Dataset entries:

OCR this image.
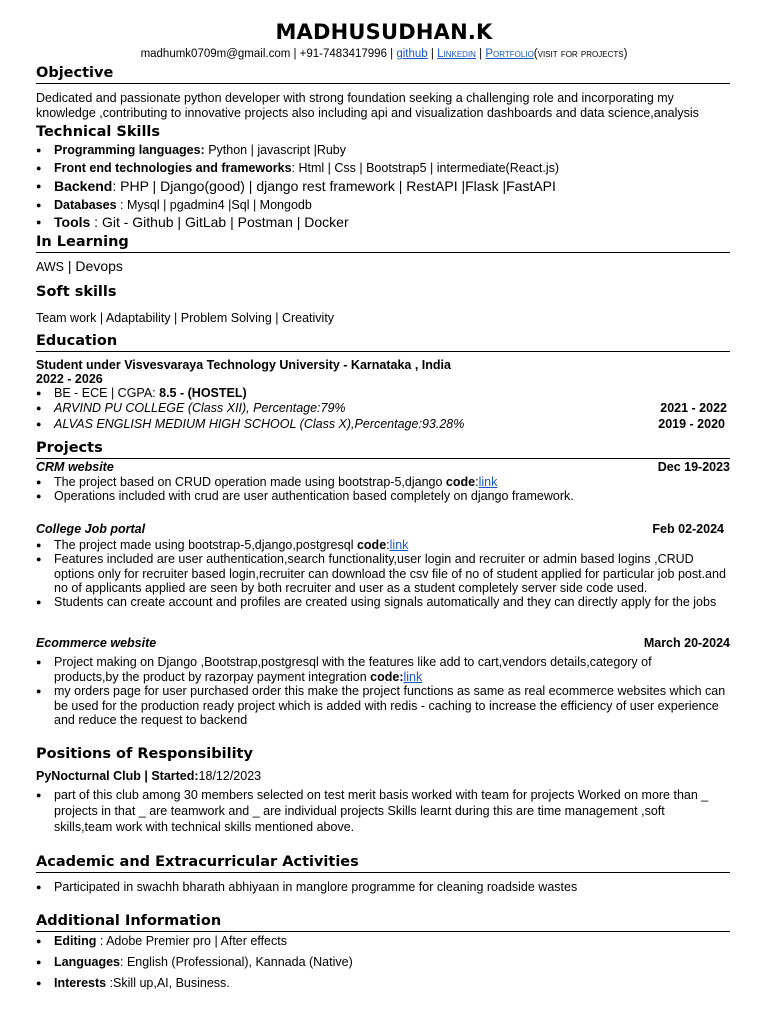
MADHUSUDHAN.K
madhumk0709m@gmail.com | +91-7483417996 | github | Linkedin | Portfolio(visit for projects)
Objective
Dedicated and passionate python developer with strong foundation seeking a challenging role and incorporating my knowledge ,contributing to innovative projects also including api and visualization dashboards and data science,analysis
Technical Skills
● Programming languages: Python | javascript |Ruby
● Front end technologies and frameworks: Html | Css | Bootstrap5 | intermediate(React.js)
● Backend: PHP | Django(good) | django rest framework | RestAPI |Flask |FastAPI
● Databases : Mysql | pgadmin4 |Sql | Mongodb
● Tools : Git - Github | GitLab | Postman | Docker
In Learning
AWS | Devops
Soft skills
Team work | Adaptability | Problem Solving | Creativity
Education
Student under Visvesvaraya Technology University - Karnataka , India
2022 - 2026
● BE - ECE | CGPA: 8.5 - (HOSTEL)
● ARVIND PU COLLEGE (Class XII), Percentage:79%	2021 - 2022
● ALVAS ENGLISH MEDIUM HIGH SCHOOL (Class X),Percentage:93.28%	2019 - 2020
Projects
CRM website	Dec 19-2023
● The project based on CRUD operation made using bootstrap-5,django code:link
● Operations included with crud are user authentication based completely on django framework.
College Job portal	Feb 02-2024
● The project made using bootstrap-5,django,postgresql code:link
● Features included are user authentication,search functionality,user login and recruiter or admin based logins ,CRUD options only for recruiter based login,recruiter can download the csv file of no of student applied for particular job post.and no of applicants applied are seen by both recruiter and user as a student completely server side code used.
● Students can create account and profiles are created using signals automatically and they can directly apply for the jobs
Ecommerce website	March 20-2024
● Project making on Django ,Bootstrap,postgresql with the features like add to cart,vendors details,category of products,by the product by razorpay payment integration code:link
● my orders page for user purchased order this make the project functions as same as real ecommerce websites which can be used for the production ready project which is added with redis - caching to increase the efficiency of user experience and reduce the request to backend
Positions of Responsibility
PyNocturnal Club | Started:18/12/2023
● part of this club among 30 members selected on test merit basis worked with team for projects Worked on more than _ projects in that _ are teamwork and _ are individual projects Skills learnt during this are time management ,soft skills,team work with technical skills mentioned above.
Academic and Extracurricular Activities
● Participated in swachh bharath abhiyaan in manglore programme for cleaning roadside wastes
Additional Information
● Editing : Adobe Premier pro | After effects
● Languages: English (Professional), Kannada (Native)
● Interests :Skill up,AI, Business.
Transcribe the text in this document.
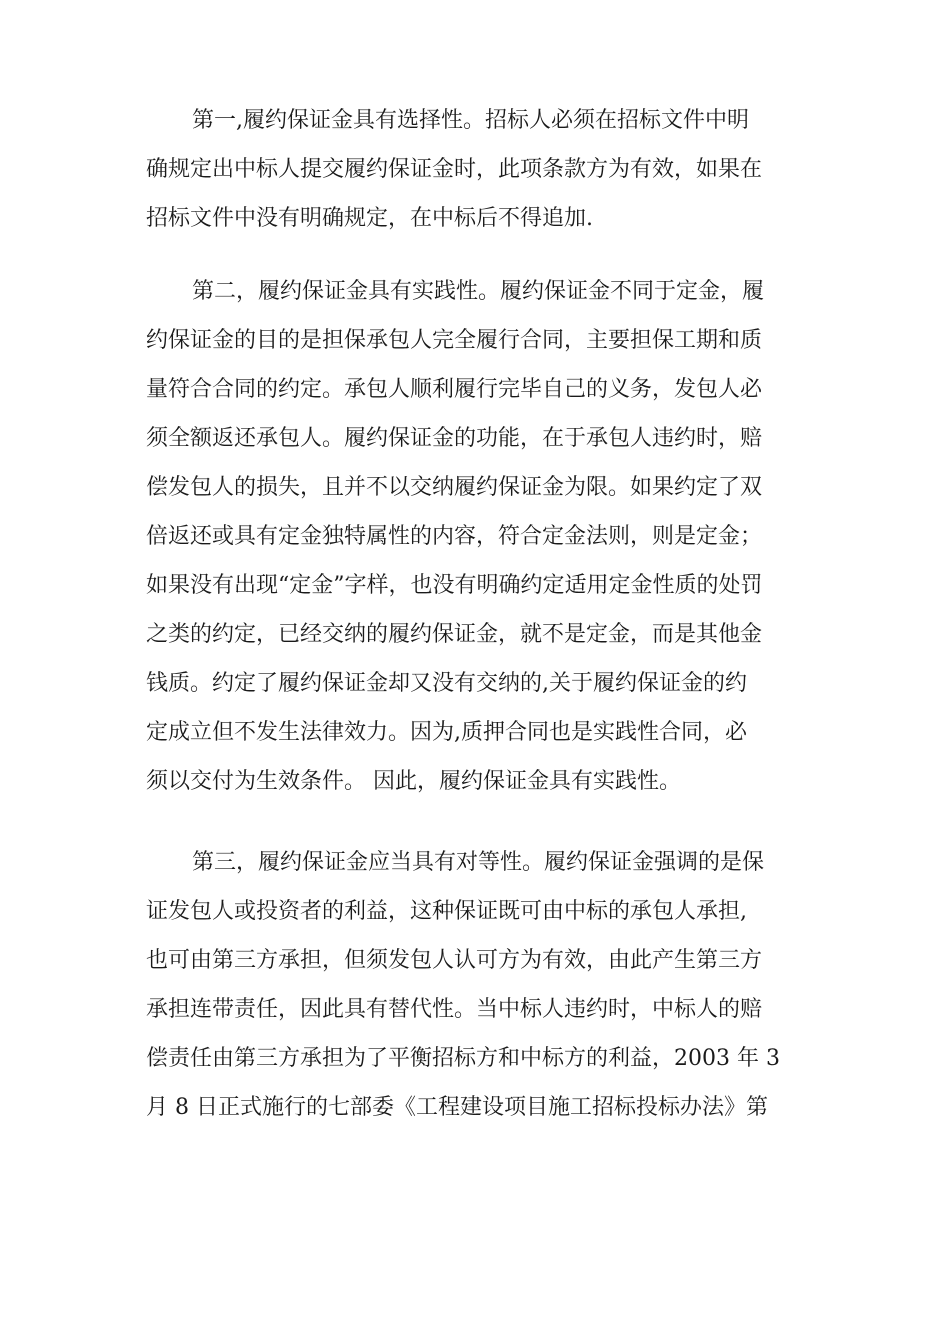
第一,履约保证金具有选择性。招标人必须在招标文件中明
确规定出中标人提交履约保证金时，此项条款方为有效，如果在
招标文件中没有明确规定，在中标后不得追加.
第二，履约保证金具有实践性。履约保证金不同于定金，履
约保证金的目的是担保承包人完全履行合同，主要担保工期和质
量符合合同的约定。承包人顺利履行完毕自己的义务，发包人必
须全额返还承包人。履约保证金的功能，在于承包人违约时，赔
偿发包人的损失，且并不以交纳履约保证金为限。如果约定了双
倍返还或具有定金独特属性的内容，符合定金法则，则是定金；
如果没有出现“定金”字样，也没有明确约定适用定金性质的处罚
之类的约定，已经交纳的履约保证金，就不是定金，而是其他金
钱质。约定了履约保证金却又没有交纳的,关于履约保证金的约
定成立但不发生法律效力。因为,质押合同也是实践性合同，必
须以交付为生效条件。 因此，履约保证金具有实践性。
第三，履约保证金应当具有对等性。履约保证金强调的是保
证发包人或投资者的利益，这种保证既可由中标的承包人承担,
也可由第三方承担，但须发包人认可方为有效，由此产生第三方
承担连带责任，因此具有替代性。当中标人违约时，中标人的赔
偿责任由第三方承担为了平衡招标方和中标方的利益，2003 年 3
月 8 日正式施行的七部委《工程建设项目施工招标投标办法》第
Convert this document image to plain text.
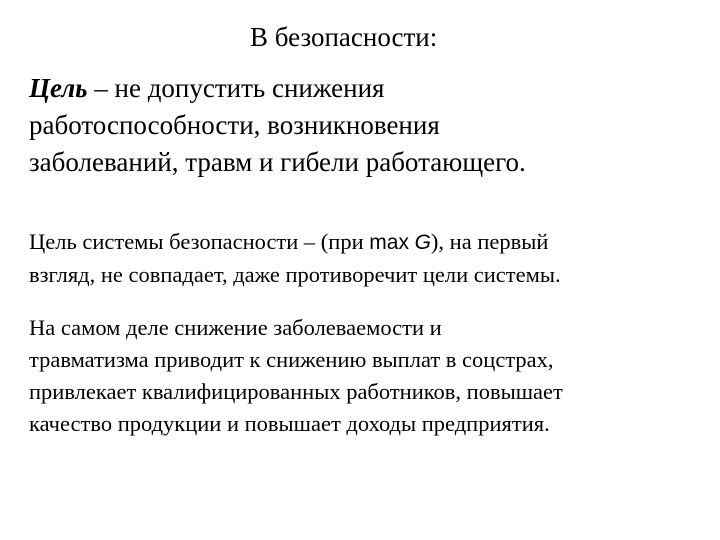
В безопасности:
Цель – не допустить снижения
работоспособности, возникновения
заболеваний, травм и гибели работающего.
Цель системы безопасности – (при max G), на первый
взгляд, не совпадает, даже противоречит цели системы.
На самом деле снижение заболеваемости и
травматизма приводит к снижению выплат в соцстрах,
привлекает квалифицированных работников, повышает
качество продукции и повышает доходы предприятия.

Task brief →
Scan the records above for the string "authentication", then report every line that contains it.

Result for this task →
● Operations included with crud are user authentication based completely on django framework.
● Features included are user authentication,search functionality,user login and recruiter or admin based logins ,CRUD options only for recruiter based login,recruiter can download the csv file of no of student applied for particular job post.and no of applicants applied are seen by both recruiter and user as a student completely server side code used.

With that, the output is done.